#### Stated task
Copy out the whole listing exactly as written, leaving the pictures behind.

#### Data in this exercise
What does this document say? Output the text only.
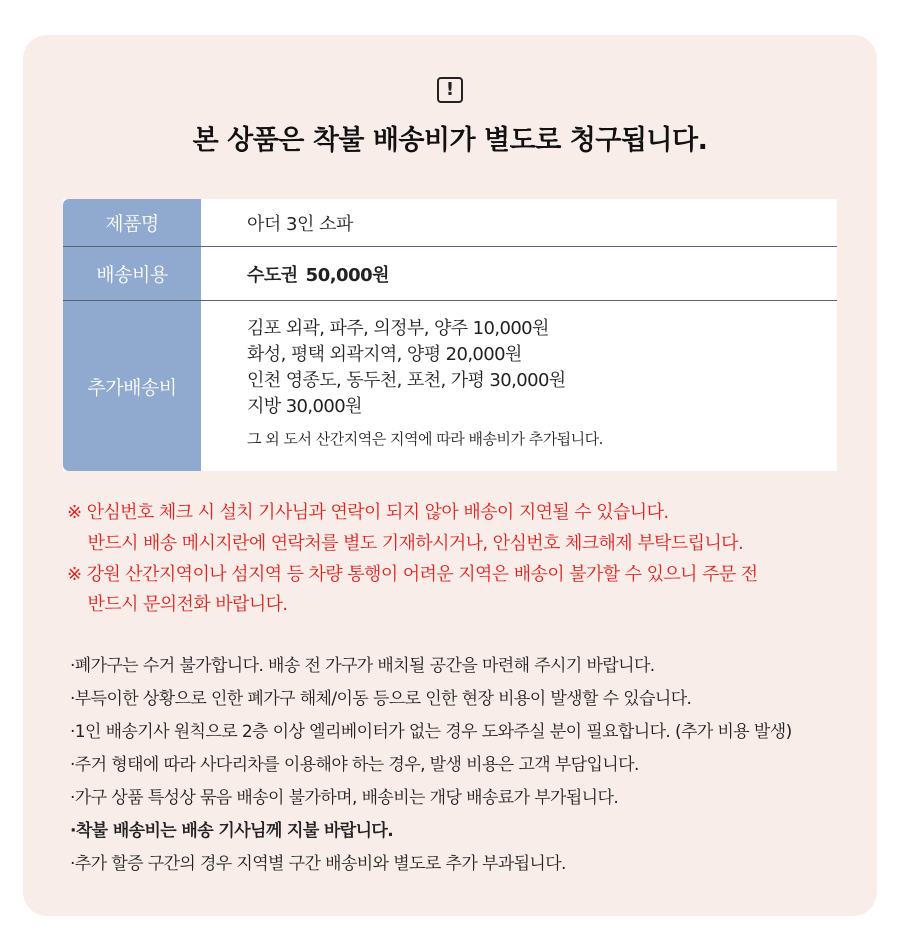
!
본 상품은 착불 배송비가 별도로 청구됩니다.
제품명	아더 3인 소파
배송비용	수도권 50,000원
추가배송비
김포 외곽, 파주, 의정부, 양주 10,000원
화성, 평택 외곽지역, 양평 20,000원
인천 영종도, 동두천, 포천, 가평 30,000원
지방 30,000원
그 외 도서 산간지역은 지역에 따라 배송비가 추가됩니다.
※ 안심번호 체크 시 설치 기사님과 연락이 되지 않아 배송이 지연될 수 있습니다.
반드시 배송 메시지란에 연락처를 별도 기재하시거나, 안심번호 체크해제 부탁드립니다.
※ 강원 산간지역이나 섬지역 등 차량 통행이 어려운 지역은 배송이 불가할 수 있으니 주문 전
반드시 문의전화 바랍니다.
·폐가구는 수거 불가합니다. 배송 전 가구가 배치될 공간을 마련해 주시기 바랍니다.
·부득이한 상황으로 인한 폐가구 해체/이동 등으로 인한 현장 비용이 발생할 수 있습니다.
·1인 배송기사 원칙으로 2층 이상 엘리베이터가 없는 경우 도와주실 분이 필요합니다. (추가 비용 발생)
·주거 형태에 따라 사다리차를 이용해야 하는 경우, 발생 비용은 고객 부담입니다.
·가구 상품 특성상 묶음 배송이 불가하며, 배송비는 개당 배송료가 부가됩니다.
·착불 배송비는 배송 기사님께 지불 바랍니다.
·추가 할증 구간의 경우 지역별 구간 배송비와 별도로 추가 부과됩니다.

#### Written response
What does this document say? Output the text only.
!
본 상품은 착불 배송비가 별도로 청구됩니다.
제품명	아더 3인 소파
배송비용	수도권 50,000원
추가배송비
김포 외곽, 파주, 의정부, 양주 10,000원
화성, 평택 외곽지역, 양평 20,000원
인천 영종도, 동두천, 포천, 가평 30,000원
지방 30,000원
그 외 도서 산간지역은 지역에 따라 배송비가 추가됩니다.
※ 안심번호 체크 시 설치 기사님과 연락이 되지 않아 배송이 지연될 수 있습니다.
반드시 배송 메시지란에 연락처를 별도 기재하시거나, 안심번호 체크해제 부탁드립니다.
※ 강원 산간지역이나 섬지역 등 차량 통행이 어려운 지역은 배송이 불가할 수 있으니 주문 전
반드시 문의전화 바랍니다.
·폐가구는 수거 불가합니다. 배송 전 가구가 배치될 공간을 마련해 주시기 바랍니다.
·부득이한 상황으로 인한 폐가구 해체/이동 등으로 인한 현장 비용이 발생할 수 있습니다.
·1인 배송기사 원칙으로 2층 이상 엘리베이터가 없는 경우 도와주실 분이 필요합니다. (추가 비용 발생)
·주거 형태에 따라 사다리차를 이용해야 하는 경우, 발생 비용은 고객 부담입니다.
·가구 상품 특성상 묶음 배송이 불가하며, 배송비는 개당 배송료가 부가됩니다.
·착불 배송비는 배송 기사님께 지불 바랍니다.
·추가 할증 구간의 경우 지역별 구간 배송비와 별도로 추가 부과됩니다.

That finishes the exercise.